▶ _Available data_
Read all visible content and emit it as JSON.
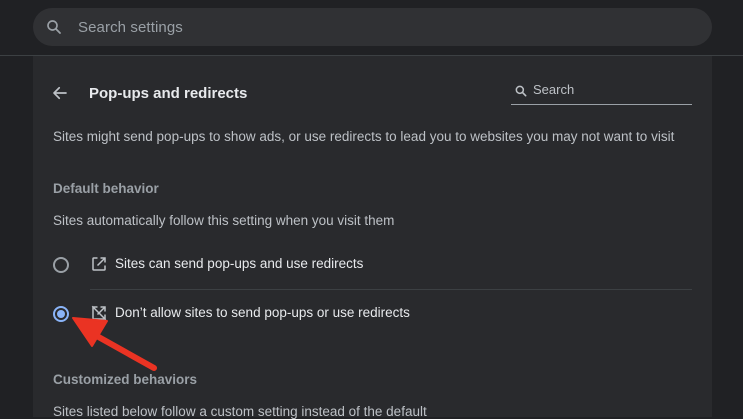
{
  "top_search": {
    "placeholder": "Search settings",
    "icon": "search-icon"
  },
  "header": {
    "title": "Pop-ups and redirects",
    "back_icon": "arrow-back-icon",
    "search_placeholder": "Search",
    "search_icon": "search-icon"
  },
  "description": "Sites might send pop-ups to show ads, or use redirects to lead you to websites you may not want to visit",
  "default_behavior": {
    "title": "Default behavior",
    "subtitle": "Sites automatically follow this setting when you visit them",
    "options": [
      {
        "label": "Sites can send pop-ups and use redirects",
        "icon": "open-in-new-icon",
        "selected": false
      },
      {
        "label": "Don’t allow sites to send pop-ups or use redirects",
        "icon": "popup-blocked-icon",
        "selected": true
      }
    ]
  },
  "customized_behaviors": {
    "title": "Customized behaviors",
    "subtitle": "Sites listed below follow a custom setting instead of the default"
  },
  "colors": {
    "background": "#202124",
    "card": "#292a2d",
    "accent": "#8ab4f8",
    "annotation_arrow": "#ea3323"
  }
}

▶ _Exercise description_
Collect each line holding the string "subtitle".

▶ _Response below_
    "subtitle": "Sites automatically follow this setting when you visit them",
    "subtitle": "Sites listed below follow a custom setting instead of the default"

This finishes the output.